EXERCISE REQUIREMENTS
Examine the entries and show every line in which the word "Nyskoga" is found.

Excerpts from a figure dataset:
____

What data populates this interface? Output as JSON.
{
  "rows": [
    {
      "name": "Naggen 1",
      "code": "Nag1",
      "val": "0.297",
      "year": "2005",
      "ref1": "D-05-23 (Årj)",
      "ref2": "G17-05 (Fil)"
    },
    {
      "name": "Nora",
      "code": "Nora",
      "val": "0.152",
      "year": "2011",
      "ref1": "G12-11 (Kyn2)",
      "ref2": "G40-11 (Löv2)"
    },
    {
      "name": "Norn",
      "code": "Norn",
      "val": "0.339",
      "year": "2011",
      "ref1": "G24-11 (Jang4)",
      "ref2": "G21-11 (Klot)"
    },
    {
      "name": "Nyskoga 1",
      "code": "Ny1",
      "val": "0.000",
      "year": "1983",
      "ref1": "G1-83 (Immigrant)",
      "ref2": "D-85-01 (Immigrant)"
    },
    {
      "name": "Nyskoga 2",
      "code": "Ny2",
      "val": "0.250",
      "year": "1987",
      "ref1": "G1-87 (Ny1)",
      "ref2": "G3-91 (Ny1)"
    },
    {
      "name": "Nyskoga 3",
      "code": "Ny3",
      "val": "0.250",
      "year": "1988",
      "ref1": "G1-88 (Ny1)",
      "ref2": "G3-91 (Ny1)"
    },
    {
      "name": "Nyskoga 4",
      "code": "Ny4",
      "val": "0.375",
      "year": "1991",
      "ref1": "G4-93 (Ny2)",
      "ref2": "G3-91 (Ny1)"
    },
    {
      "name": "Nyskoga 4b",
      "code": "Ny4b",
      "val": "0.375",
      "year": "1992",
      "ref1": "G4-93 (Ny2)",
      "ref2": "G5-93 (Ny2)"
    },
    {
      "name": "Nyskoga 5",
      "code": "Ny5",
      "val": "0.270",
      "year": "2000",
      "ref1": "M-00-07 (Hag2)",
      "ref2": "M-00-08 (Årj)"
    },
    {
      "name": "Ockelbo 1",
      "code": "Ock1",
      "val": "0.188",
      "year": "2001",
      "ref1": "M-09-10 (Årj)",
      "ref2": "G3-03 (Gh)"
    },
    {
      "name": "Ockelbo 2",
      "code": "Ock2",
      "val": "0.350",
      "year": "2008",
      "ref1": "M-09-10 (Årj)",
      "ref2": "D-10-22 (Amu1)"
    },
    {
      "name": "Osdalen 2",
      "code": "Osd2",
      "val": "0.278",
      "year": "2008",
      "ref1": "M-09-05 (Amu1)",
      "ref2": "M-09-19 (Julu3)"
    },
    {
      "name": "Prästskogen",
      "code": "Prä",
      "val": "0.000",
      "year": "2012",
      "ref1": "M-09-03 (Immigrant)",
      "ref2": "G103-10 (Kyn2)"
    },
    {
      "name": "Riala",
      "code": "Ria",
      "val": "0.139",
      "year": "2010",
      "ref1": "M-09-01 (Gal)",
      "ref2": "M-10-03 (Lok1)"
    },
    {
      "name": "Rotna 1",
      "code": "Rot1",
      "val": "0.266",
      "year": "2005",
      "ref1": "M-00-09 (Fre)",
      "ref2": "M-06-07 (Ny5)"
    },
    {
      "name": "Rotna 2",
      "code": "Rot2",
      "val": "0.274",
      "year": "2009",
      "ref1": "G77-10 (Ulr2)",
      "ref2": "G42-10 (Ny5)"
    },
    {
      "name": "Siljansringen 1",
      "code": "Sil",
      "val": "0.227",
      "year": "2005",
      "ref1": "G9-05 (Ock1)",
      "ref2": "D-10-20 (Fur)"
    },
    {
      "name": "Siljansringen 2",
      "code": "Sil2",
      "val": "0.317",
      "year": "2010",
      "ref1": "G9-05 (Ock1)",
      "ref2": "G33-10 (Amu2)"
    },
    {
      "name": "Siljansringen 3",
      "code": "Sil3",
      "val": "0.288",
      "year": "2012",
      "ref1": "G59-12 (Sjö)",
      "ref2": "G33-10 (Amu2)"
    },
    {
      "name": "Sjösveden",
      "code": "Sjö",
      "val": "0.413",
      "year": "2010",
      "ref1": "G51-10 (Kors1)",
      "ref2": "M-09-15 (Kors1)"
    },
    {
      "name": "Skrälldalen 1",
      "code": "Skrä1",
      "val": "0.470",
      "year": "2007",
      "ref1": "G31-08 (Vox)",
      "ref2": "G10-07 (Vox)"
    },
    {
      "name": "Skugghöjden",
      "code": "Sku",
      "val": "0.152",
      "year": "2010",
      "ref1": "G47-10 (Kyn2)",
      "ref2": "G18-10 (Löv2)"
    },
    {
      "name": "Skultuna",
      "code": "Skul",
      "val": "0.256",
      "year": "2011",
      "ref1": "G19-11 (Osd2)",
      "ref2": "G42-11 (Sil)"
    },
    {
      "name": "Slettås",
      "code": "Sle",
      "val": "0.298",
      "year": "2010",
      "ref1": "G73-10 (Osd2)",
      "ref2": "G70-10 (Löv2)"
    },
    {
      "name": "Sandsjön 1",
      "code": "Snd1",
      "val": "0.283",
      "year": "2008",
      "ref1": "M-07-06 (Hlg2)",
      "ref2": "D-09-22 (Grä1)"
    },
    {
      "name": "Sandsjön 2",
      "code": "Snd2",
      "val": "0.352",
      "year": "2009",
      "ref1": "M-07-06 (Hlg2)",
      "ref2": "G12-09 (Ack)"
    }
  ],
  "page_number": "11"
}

____

RESPONSE TO THIS TASK
      "name": "Nyskoga 1",
      "name": "Nyskoga 2",
      "name": "Nyskoga 3",
      "name": "Nyskoga 4",
      "name": "Nyskoga 4b",
      "name": "Nyskoga 5",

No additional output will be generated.